— start Data —

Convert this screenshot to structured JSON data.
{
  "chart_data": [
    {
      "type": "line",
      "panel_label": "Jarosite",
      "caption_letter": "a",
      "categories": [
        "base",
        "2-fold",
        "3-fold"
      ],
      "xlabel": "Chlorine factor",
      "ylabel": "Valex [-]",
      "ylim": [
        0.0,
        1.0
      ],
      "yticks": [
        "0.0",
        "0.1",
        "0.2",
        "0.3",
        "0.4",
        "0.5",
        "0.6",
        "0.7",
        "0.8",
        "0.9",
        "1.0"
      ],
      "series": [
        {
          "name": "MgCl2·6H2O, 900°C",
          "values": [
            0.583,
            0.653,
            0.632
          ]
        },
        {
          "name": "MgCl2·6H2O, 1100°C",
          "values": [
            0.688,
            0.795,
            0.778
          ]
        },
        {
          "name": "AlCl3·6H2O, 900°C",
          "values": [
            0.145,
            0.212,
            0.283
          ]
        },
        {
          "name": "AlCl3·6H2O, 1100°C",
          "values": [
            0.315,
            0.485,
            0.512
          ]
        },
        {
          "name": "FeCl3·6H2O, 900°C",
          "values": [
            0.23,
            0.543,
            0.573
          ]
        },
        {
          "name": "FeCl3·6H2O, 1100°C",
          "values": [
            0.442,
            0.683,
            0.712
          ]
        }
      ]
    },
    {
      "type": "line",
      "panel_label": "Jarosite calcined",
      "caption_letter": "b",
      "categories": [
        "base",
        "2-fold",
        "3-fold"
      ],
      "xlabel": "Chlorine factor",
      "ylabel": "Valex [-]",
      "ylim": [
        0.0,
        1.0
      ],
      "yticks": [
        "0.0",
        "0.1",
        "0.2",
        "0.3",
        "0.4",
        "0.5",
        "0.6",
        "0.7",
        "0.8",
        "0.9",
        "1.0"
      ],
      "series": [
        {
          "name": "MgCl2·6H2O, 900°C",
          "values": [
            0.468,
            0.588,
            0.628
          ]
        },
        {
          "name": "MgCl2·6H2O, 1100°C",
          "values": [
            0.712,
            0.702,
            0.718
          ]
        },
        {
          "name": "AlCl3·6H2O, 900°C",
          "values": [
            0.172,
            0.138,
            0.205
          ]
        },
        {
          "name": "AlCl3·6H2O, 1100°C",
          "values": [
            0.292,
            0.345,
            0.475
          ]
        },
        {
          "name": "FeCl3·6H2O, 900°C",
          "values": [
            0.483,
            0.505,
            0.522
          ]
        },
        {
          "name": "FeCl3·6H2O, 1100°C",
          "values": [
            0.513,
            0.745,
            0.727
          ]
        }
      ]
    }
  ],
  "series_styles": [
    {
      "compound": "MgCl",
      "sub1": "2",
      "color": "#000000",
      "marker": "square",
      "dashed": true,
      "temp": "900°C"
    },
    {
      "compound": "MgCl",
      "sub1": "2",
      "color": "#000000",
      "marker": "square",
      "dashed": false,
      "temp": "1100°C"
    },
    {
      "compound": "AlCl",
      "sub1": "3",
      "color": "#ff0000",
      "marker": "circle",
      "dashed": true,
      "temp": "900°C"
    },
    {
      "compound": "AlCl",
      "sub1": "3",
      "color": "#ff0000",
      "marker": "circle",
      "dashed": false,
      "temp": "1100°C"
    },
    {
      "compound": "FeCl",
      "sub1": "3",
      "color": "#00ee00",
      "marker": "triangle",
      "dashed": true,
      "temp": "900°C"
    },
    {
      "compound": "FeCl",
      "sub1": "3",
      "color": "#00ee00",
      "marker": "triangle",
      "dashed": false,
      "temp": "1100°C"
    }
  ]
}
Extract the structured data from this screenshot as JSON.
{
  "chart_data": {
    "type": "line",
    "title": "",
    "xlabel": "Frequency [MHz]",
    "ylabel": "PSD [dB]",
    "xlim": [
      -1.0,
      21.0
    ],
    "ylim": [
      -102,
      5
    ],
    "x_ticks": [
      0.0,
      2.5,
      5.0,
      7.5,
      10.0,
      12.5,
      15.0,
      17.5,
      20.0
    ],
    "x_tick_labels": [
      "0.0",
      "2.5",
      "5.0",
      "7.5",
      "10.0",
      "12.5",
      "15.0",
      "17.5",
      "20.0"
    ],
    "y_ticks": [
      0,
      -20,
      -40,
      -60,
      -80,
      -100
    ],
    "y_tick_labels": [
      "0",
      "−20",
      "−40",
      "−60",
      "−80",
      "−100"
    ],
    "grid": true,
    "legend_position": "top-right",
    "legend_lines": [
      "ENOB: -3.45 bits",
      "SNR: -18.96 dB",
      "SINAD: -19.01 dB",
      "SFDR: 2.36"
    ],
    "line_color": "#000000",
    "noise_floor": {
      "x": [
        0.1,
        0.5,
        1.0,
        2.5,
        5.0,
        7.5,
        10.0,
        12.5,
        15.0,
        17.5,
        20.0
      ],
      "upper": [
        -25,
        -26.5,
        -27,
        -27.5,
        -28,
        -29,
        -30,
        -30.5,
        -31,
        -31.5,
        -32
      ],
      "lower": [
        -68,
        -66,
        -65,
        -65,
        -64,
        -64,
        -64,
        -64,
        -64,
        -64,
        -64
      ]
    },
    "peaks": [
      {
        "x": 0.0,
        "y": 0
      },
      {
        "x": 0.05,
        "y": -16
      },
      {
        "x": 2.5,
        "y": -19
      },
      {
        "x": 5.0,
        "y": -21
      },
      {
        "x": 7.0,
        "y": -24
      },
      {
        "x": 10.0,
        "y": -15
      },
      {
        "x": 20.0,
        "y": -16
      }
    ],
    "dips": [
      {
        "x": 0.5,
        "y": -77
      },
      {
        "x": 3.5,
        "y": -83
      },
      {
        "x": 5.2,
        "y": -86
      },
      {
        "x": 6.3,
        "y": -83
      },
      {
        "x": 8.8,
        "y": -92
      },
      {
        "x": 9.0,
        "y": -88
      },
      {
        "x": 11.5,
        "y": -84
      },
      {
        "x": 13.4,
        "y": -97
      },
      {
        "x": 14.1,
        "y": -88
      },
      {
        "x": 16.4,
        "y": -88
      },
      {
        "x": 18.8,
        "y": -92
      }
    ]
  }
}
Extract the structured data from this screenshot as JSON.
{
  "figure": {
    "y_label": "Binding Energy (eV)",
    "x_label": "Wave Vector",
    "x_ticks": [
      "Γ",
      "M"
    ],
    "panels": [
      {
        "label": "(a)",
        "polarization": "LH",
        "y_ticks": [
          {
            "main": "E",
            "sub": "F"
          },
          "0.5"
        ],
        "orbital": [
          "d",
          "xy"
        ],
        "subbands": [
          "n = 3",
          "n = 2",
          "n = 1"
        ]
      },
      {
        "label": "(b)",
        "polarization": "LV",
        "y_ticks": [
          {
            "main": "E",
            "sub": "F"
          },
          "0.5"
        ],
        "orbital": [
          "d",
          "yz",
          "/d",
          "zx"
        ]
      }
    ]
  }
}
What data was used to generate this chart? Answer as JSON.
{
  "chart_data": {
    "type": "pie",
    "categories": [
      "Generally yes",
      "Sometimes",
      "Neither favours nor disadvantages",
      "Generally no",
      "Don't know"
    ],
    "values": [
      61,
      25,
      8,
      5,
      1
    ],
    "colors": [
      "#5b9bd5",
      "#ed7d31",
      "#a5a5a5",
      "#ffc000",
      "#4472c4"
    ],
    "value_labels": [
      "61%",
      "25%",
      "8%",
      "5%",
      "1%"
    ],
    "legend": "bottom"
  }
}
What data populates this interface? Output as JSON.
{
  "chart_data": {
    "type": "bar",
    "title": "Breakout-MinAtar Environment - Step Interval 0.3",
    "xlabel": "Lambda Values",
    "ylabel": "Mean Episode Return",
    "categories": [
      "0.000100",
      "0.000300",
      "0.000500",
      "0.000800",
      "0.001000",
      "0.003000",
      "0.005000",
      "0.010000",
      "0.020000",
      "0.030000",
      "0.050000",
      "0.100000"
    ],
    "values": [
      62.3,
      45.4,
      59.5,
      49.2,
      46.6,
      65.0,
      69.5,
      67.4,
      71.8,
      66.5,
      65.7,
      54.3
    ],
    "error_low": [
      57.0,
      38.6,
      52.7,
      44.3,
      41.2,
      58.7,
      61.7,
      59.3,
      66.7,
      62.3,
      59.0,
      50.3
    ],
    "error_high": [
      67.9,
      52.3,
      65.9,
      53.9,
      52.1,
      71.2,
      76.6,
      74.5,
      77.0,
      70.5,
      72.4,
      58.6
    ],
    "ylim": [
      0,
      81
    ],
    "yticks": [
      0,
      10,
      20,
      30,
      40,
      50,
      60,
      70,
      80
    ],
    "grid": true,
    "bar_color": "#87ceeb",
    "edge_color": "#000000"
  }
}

— end Data —

# [Aim of the task]
For each line above that contains the word "Jarosite", copy that line.

# [Completed task]
      "panel_label": "Jarosite",
      "panel_label": "Jarosite calcined",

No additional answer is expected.